◆ EXERCISE DETAILS
Check every line in the records below for the word "this" and report how many have it, nothing more.

◆ INFORMATION GIVEN
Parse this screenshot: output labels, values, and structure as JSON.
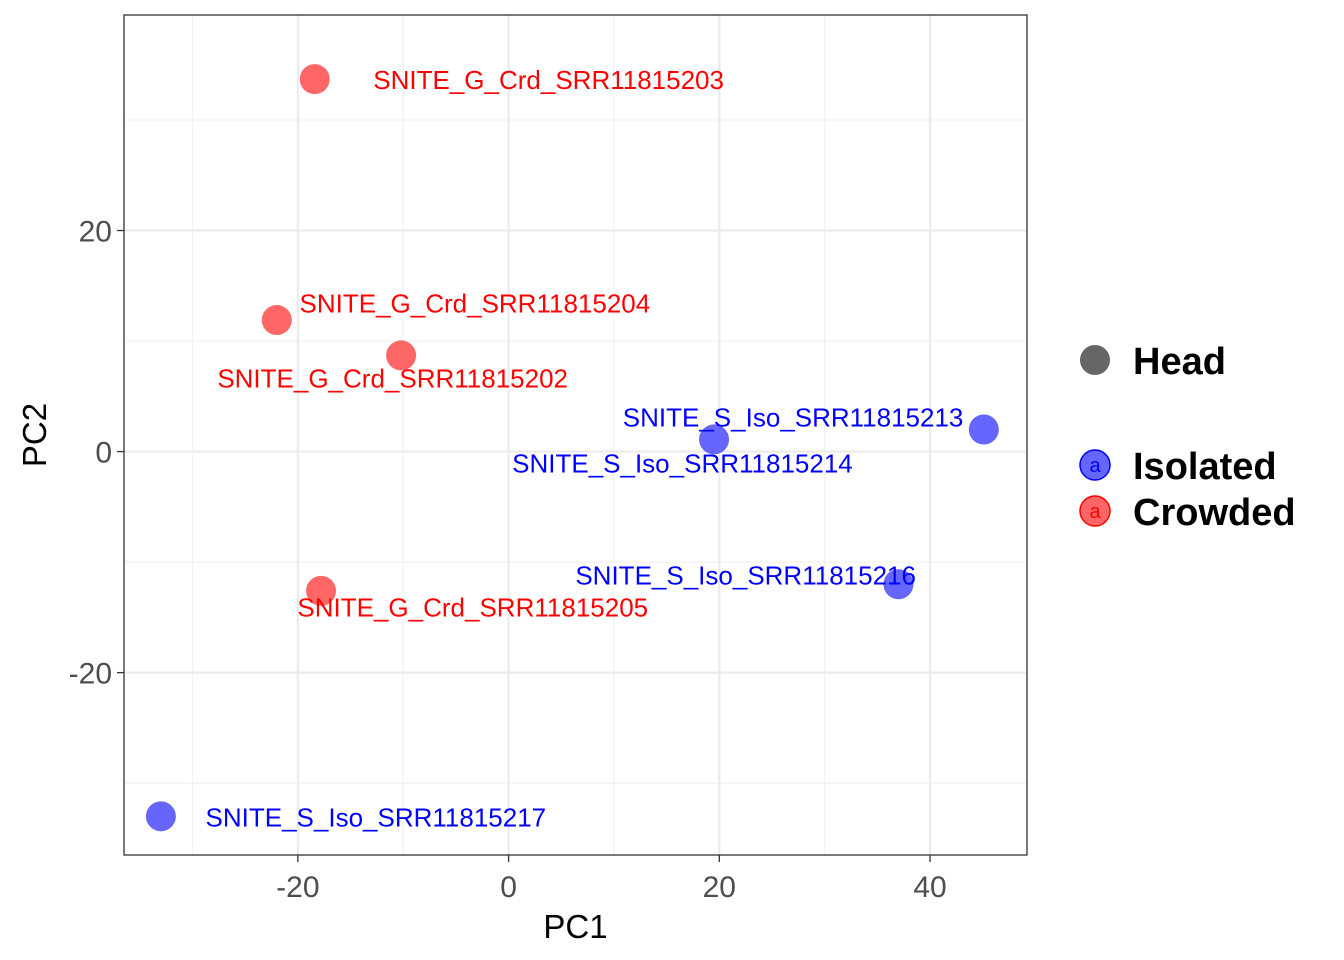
{
  "chart_data": {
    "type": "scatter",
    "title": "",
    "xlabel": "PC1",
    "ylabel": "PC2",
    "xlim": [
      -36.5,
      49.2
    ],
    "ylim": [
      -36.5,
      39.5
    ],
    "x_ticks": [
      -20,
      0,
      20,
      40
    ],
    "y_ticks": [
      -20,
      0,
      20
    ],
    "x_tick_labels": [
      "-20",
      "0",
      "20",
      "40"
    ],
    "y_tick_labels": [
      "-20",
      "0",
      "20"
    ],
    "grid": true,
    "legend_position": "right",
    "colors": {
      "Isolated": "#6666ff",
      "Crowded": "#ff6666"
    },
    "label_colors": {
      "Isolated": "#0000ff",
      "Crowded": "#ff0000"
    },
    "shape_legend": [
      {
        "label": "Head",
        "color": "#666666"
      }
    ],
    "color_legend": [
      {
        "label": "Isolated",
        "glyph": "a"
      },
      {
        "label": "Crowded",
        "glyph": "a"
      }
    ],
    "points": [
      {
        "label": "SNITE_G_Crd_SRR11815203",
        "group": "Crowded",
        "x": -18.4,
        "y": 33.7,
        "label_x": 3.8,
        "label_y": 33.6
      },
      {
        "label": "SNITE_G_Crd_SRR11815204",
        "group": "Crowded",
        "x": -22.0,
        "y": 11.9,
        "label_x": -3.2,
        "label_y": 13.4
      },
      {
        "label": "SNITE_G_Crd_SRR11815202",
        "group": "Crowded",
        "x": -10.2,
        "y": 8.7,
        "label_x": -11.0,
        "label_y": 6.6
      },
      {
        "label": "SNITE_G_Crd_SRR11815205",
        "group": "Crowded",
        "x": -17.8,
        "y": -12.6,
        "label_x": -3.4,
        "label_y": -14.1
      },
      {
        "label": "SNITE_S_Iso_SRR11815213",
        "group": "Isolated",
        "x": 45.1,
        "y": 2.0,
        "label_x": 27.0,
        "label_y": 3.1
      },
      {
        "label": "SNITE_S_Iso_SRR11815214",
        "group": "Isolated",
        "x": 19.5,
        "y": 1.1,
        "label_x": 16.5,
        "label_y": -1.1
      },
      {
        "label": "SNITE_S_Iso_SRR11815216",
        "group": "Isolated",
        "x": 37.0,
        "y": -12.0,
        "label_x": 22.5,
        "label_y": -11.2
      },
      {
        "label": "SNITE_S_Iso_SRR11815217",
        "group": "Isolated",
        "x": -33.0,
        "y": -33.0,
        "label_x": -12.6,
        "label_y": -33.1
      }
    ]
  }
}
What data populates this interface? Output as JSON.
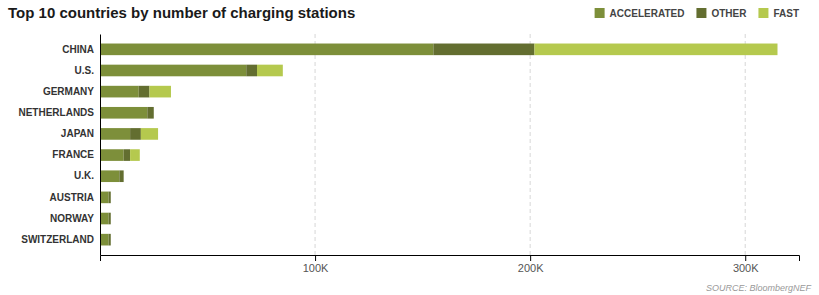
{
  "chart_data": {
    "type": "bar",
    "orientation": "horizontal",
    "stacked": true,
    "title": "Top 10 countries by number of charging stations",
    "annotations": [
      "SOURCE: BloombergNEF"
    ],
    "categories": [
      "CHINA",
      "U.S.",
      "GERMANY",
      "NETHERLANDS",
      "JAPAN",
      "FRANCE",
      "U.K.",
      "AUSTRIA",
      "NORWAY",
      "SWITZERLAND"
    ],
    "series": [
      {
        "name": "ACCELERATED",
        "color": "#7d8f3a",
        "values": [
          155000,
          68000,
          18000,
          22000,
          14000,
          11000,
          9000,
          4000,
          4000,
          4000
        ]
      },
      {
        "name": "OTHER",
        "color": "#636e30",
        "values": [
          47000,
          5000,
          5000,
          3000,
          5000,
          3000,
          2000,
          1000,
          1000,
          1000
        ]
      },
      {
        "name": "FAST",
        "color": "#b5c94e",
        "values": [
          113000,
          12000,
          10000,
          0,
          8000,
          4500,
          0,
          0,
          0,
          0
        ]
      }
    ],
    "xlim": [
      0,
      325000
    ],
    "xticks": [
      {
        "value": 100000,
        "label": "100K"
      },
      {
        "value": 200000,
        "label": "200K"
      },
      {
        "value": 300000,
        "label": "300K"
      }
    ],
    "grid": true,
    "legend": "top-right"
  }
}
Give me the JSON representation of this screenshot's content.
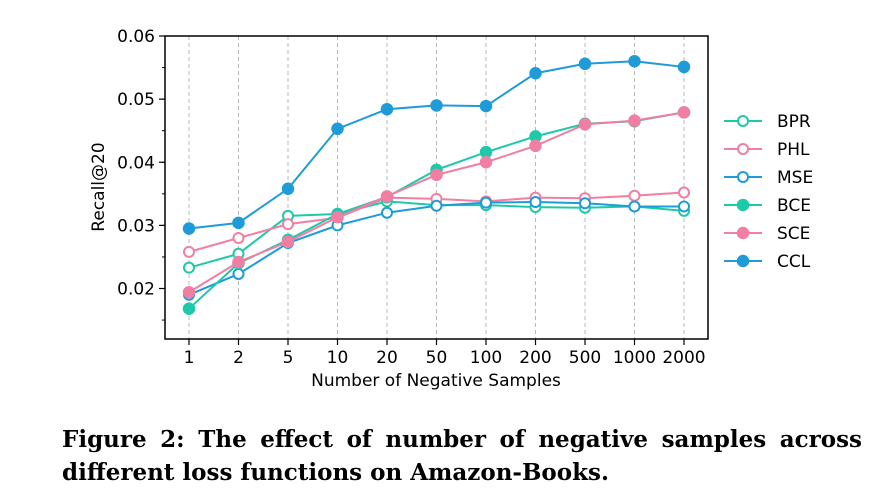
{
  "caption": "Figure 2: The effect of number of negative samples across different loss functions on Amazon-Books.",
  "chart_data": {
    "type": "line",
    "title": "",
    "xlabel": "Number of Negative Samples",
    "ylabel": "Recall@20",
    "categories": [
      "1",
      "2",
      "5",
      "10",
      "20",
      "50",
      "100",
      "200",
      "500",
      "1000",
      "2000"
    ],
    "ylim": [
      0.012,
      0.06
    ],
    "yticks": [
      "0.02",
      "0.03",
      "0.04",
      "0.05",
      "0.06"
    ],
    "ytick_values": [
      0.02,
      0.03,
      0.04,
      0.05,
      0.06
    ],
    "grid": "vertical dashed",
    "legend_position": "right",
    "series": [
      {
        "name": "BPR",
        "color": "#1dc9a8",
        "marker": "hollow-circle",
        "values": [
          0.0233,
          0.0255,
          0.0315,
          0.0318,
          0.0338,
          0.0332,
          0.0332,
          0.0329,
          0.0328,
          0.033,
          0.0323
        ]
      },
      {
        "name": "PHL",
        "color": "#f07fa3",
        "marker": "hollow-circle",
        "values": [
          0.0258,
          0.028,
          0.0302,
          0.0312,
          0.0344,
          0.0342,
          0.0338,
          0.0344,
          0.0343,
          0.0347,
          0.0352
        ]
      },
      {
        "name": "MSE",
        "color": "#1f9bd8",
        "marker": "hollow-circle",
        "values": [
          0.019,
          0.0223,
          0.0272,
          0.03,
          0.032,
          0.0331,
          0.0336,
          0.0337,
          0.0335,
          0.033,
          0.033
        ]
      },
      {
        "name": "BCE",
        "color": "#1dc9a8",
        "marker": "filled-circle",
        "values": [
          0.0168,
          0.024,
          0.0277,
          0.0318,
          0.0345,
          0.0388,
          0.0416,
          0.0441,
          0.0461,
          0.0465,
          0.0479
        ]
      },
      {
        "name": "SCE",
        "color": "#f07fa3",
        "marker": "filled-circle",
        "values": [
          0.0194,
          0.0242,
          0.0274,
          0.0313,
          0.0346,
          0.038,
          0.04,
          0.0426,
          0.046,
          0.0466,
          0.0479
        ]
      },
      {
        "name": "CCL",
        "color": "#1f9bd8",
        "marker": "filled-circle",
        "values": [
          0.0295,
          0.0304,
          0.0358,
          0.0453,
          0.0484,
          0.049,
          0.0489,
          0.0541,
          0.0556,
          0.056,
          0.0551
        ]
      }
    ]
  }
}
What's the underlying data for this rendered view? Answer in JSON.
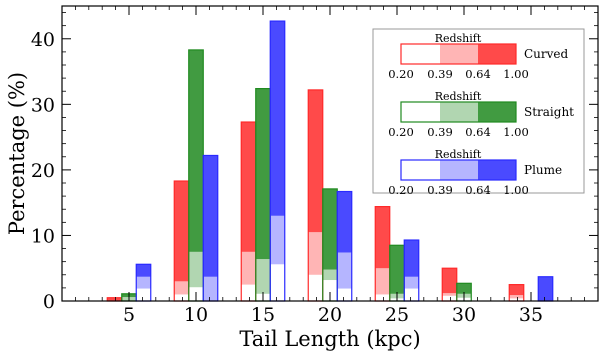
{
  "chart_data": {
    "type": "bar",
    "stacked_segments": "redshift-bins",
    "x": [
      5,
      10,
      15,
      20,
      25,
      30,
      35
    ],
    "xlabel": "Tail Length (kpc)",
    "ylabel": "Percentage (%)",
    "xlim": [
      0,
      40
    ],
    "ylim": [
      0,
      45
    ],
    "xticks": [
      5,
      10,
      15,
      20,
      25,
      30,
      35
    ],
    "yticks": [
      0,
      10,
      20,
      30,
      40
    ],
    "redshift_bins": [
      "0.20",
      "0.39",
      "0.64",
      "1.00"
    ],
    "legend_title": "Redshift",
    "legend_position": "upper right",
    "series": [
      {
        "name": "Curved",
        "color": "#ff2a2a",
        "total": [
          0.5,
          18.3,
          27.3,
          32.2,
          14.4,
          5.0,
          2.5
        ],
        "bin_boundaries": [
          [
            0,
            0,
            0.5
          ],
          [
            1.0,
            3.0,
            18.3
          ],
          [
            2.5,
            7.5,
            27.3
          ],
          [
            4.0,
            10.5,
            32.2
          ],
          [
            1.0,
            5.0,
            14.4
          ],
          [
            0.8,
            1.2,
            5.0
          ],
          [
            0.4,
            0.9,
            2.5
          ]
        ]
      },
      {
        "name": "Straight",
        "color": "#208a20",
        "total": [
          1.1,
          38.3,
          32.4,
          17.1,
          8.5,
          2.7,
          0
        ],
        "bin_boundaries": [
          [
            0,
            0.6,
            1.1
          ],
          [
            2.1,
            7.5,
            38.3
          ],
          [
            1.1,
            6.4,
            32.4
          ],
          [
            3.2,
            4.8,
            17.1
          ],
          [
            0.4,
            1.1,
            8.5
          ],
          [
            0.5,
            1.1,
            2.7
          ],
          [
            0,
            0,
            0
          ]
        ]
      },
      {
        "name": "Plume",
        "color": "#2a2aff",
        "total": [
          5.6,
          22.2,
          42.7,
          16.7,
          9.3,
          0,
          3.7
        ],
        "bin_boundaries": [
          [
            1.9,
            3.7,
            5.6
          ],
          [
            0,
            3.7,
            22.2
          ],
          [
            5.6,
            13.0,
            42.7
          ],
          [
            1.9,
            7.4,
            16.7
          ],
          [
            1.9,
            3.7,
            9.3
          ],
          [
            0,
            0,
            0
          ],
          [
            0,
            0,
            3.7
          ]
        ]
      }
    ]
  }
}
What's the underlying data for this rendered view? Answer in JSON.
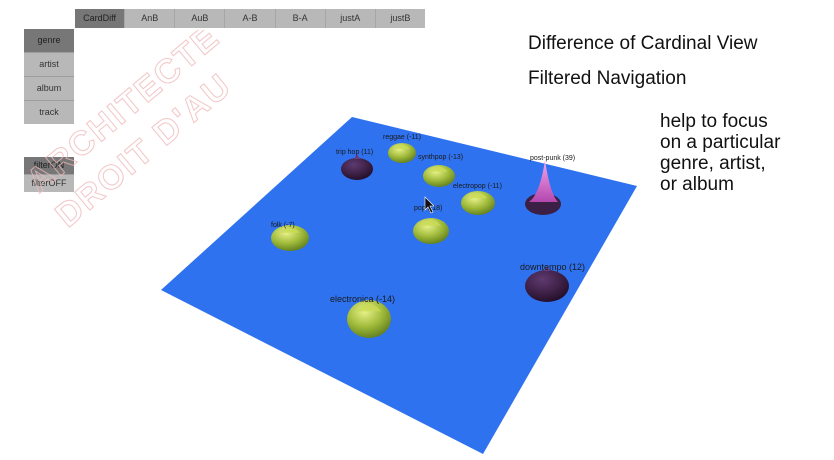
{
  "toolbar": {
    "tabs": [
      {
        "id": "carddiff",
        "label": "CardDiff",
        "active": true
      },
      {
        "id": "anb",
        "label": "AnB",
        "active": false
      },
      {
        "id": "aub",
        "label": "AuB",
        "active": false
      },
      {
        "id": "a-b",
        "label": "A-B",
        "active": false
      },
      {
        "id": "b-a",
        "label": "B-A",
        "active": false
      },
      {
        "id": "justa",
        "label": "justA",
        "active": false
      },
      {
        "id": "justb",
        "label": "justB",
        "active": false
      }
    ]
  },
  "level_panel": {
    "buttons": [
      {
        "id": "genre",
        "label": "genre",
        "active": true
      },
      {
        "id": "artist",
        "label": "artist",
        "active": false
      },
      {
        "id": "album",
        "label": "album",
        "active": false
      },
      {
        "id": "track",
        "label": "track",
        "active": false
      }
    ]
  },
  "filter_panel": {
    "buttons": [
      {
        "id": "filteron",
        "label": "filterON",
        "active": true
      },
      {
        "id": "filteroff",
        "label": "filterOFF",
        "active": false
      }
    ]
  },
  "watermark": {
    "lines": [
      "ARCHITECTE",
      "DROIT D'AU"
    ]
  },
  "titles": {
    "line1": "Difference of Cardinal View",
    "line2": "Filtered Navigation"
  },
  "note": {
    "lines": [
      "help to focus",
      "on a particular",
      "genre, artist,",
      "or album"
    ]
  },
  "colors": {
    "plane": "#2f72ef",
    "positive": "#9fba3a",
    "negative": "#3c1f44",
    "highlight": "#d66fd0"
  },
  "peaks": [
    {
      "label": "reggae (-11)",
      "kind": "positive"
    },
    {
      "label": "trip hop (11)",
      "kind": "negative"
    },
    {
      "label": "synthpop (-13)",
      "kind": "positive"
    },
    {
      "label": "post-punk (39)",
      "kind": "highlight"
    },
    {
      "label": "electropop (-11)",
      "kind": "positive"
    },
    {
      "label": "pop (-18)",
      "kind": "positive"
    },
    {
      "label": "folk (-7)",
      "kind": "positive"
    },
    {
      "label": "downtempo (12)",
      "kind": "negative"
    },
    {
      "label": "electronica (-14)",
      "kind": "positive"
    }
  ]
}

◆ EXERCISE RESPONSE
5